* Begin Supplied material *

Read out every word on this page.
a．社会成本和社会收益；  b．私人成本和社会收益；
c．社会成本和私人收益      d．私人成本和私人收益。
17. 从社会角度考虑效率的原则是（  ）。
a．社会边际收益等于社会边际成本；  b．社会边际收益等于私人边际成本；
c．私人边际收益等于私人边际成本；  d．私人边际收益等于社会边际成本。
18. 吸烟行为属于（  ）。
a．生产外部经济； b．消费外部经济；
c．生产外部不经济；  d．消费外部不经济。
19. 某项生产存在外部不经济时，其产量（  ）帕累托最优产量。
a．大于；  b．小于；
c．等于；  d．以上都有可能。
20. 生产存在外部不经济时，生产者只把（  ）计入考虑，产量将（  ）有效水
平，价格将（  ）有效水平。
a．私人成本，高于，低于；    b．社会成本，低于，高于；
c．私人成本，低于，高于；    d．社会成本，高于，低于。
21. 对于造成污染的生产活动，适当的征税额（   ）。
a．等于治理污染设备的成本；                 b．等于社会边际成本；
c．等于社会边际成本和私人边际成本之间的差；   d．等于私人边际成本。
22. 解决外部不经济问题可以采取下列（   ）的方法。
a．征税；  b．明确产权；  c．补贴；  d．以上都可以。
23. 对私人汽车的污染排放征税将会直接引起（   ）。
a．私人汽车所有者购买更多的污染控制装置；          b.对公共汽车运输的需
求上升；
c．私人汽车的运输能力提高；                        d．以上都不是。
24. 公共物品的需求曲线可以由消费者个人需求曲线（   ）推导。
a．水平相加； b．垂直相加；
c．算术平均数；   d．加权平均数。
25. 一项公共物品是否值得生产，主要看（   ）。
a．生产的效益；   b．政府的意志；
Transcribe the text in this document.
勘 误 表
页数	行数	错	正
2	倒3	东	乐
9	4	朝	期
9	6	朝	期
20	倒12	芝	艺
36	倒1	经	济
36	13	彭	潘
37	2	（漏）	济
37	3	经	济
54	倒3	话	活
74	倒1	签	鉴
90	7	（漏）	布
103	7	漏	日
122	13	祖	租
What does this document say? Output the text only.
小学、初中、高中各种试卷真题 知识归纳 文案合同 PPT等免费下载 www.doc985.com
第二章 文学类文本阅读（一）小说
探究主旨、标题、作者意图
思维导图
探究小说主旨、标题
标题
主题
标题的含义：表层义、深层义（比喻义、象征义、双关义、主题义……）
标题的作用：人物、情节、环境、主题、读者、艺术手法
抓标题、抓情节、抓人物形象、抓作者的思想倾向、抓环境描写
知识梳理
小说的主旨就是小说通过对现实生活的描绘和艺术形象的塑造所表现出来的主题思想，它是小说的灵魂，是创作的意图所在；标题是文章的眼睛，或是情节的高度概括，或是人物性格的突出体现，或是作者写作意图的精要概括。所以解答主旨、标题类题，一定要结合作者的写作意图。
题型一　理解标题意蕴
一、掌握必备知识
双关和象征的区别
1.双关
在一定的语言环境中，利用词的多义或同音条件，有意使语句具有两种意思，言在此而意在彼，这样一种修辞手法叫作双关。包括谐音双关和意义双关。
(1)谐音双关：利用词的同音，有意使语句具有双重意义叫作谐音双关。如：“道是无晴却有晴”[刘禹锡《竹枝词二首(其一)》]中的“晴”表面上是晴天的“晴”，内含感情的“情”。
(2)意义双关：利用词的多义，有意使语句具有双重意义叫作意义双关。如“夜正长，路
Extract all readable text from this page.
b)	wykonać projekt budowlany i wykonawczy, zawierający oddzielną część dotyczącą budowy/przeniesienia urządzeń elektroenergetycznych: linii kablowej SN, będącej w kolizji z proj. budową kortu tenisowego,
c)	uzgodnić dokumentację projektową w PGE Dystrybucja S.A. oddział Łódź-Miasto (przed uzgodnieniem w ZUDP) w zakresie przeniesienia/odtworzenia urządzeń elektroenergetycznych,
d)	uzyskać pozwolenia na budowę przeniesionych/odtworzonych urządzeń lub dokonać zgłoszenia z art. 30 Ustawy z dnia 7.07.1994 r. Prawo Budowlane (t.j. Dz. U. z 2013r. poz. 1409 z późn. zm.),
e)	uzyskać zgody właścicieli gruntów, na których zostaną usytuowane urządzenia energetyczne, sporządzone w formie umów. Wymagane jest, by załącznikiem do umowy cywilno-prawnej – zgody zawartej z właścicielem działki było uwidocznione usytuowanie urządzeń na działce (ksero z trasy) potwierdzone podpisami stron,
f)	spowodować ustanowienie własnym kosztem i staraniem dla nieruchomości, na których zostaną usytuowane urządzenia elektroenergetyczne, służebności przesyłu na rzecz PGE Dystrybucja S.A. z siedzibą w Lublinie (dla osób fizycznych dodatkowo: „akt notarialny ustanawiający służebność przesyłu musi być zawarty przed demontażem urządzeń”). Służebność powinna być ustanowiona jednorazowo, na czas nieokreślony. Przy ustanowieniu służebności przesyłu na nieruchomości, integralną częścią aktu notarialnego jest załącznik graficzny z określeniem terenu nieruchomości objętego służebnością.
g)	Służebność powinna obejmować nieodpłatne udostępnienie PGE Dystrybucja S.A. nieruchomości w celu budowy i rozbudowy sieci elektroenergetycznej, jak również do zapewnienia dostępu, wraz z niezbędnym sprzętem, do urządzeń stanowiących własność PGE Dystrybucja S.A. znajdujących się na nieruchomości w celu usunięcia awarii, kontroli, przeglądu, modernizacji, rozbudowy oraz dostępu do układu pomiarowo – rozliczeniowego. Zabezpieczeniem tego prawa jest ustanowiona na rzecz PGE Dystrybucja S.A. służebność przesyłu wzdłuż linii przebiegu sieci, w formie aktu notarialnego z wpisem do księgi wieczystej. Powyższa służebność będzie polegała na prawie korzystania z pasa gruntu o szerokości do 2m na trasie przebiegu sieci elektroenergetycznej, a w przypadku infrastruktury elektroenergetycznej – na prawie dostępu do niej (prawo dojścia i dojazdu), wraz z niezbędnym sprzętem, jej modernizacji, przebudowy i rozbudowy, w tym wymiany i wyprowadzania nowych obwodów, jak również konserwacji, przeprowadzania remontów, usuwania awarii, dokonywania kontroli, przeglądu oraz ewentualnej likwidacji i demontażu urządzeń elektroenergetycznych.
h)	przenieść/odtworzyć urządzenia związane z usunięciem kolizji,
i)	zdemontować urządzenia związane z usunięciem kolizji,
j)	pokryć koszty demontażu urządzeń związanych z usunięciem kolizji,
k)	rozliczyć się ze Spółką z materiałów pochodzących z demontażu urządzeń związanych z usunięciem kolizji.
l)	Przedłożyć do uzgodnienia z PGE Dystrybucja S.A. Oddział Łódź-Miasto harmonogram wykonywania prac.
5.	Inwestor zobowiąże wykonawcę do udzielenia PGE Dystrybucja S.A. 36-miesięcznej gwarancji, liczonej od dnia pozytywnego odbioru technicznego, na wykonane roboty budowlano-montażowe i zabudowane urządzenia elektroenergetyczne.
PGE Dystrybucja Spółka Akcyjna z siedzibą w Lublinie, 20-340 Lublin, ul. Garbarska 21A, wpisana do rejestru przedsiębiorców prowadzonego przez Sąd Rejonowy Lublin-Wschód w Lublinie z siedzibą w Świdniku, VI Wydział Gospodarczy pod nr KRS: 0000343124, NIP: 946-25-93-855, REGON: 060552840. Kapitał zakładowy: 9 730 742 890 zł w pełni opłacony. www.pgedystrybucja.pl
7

* End Supplied material *

### What you should do
Search the listing for the word "document". Copy every line in which it occurs.

### Complete output
Transcribe the text in this document.
What does this document say? Output the text only.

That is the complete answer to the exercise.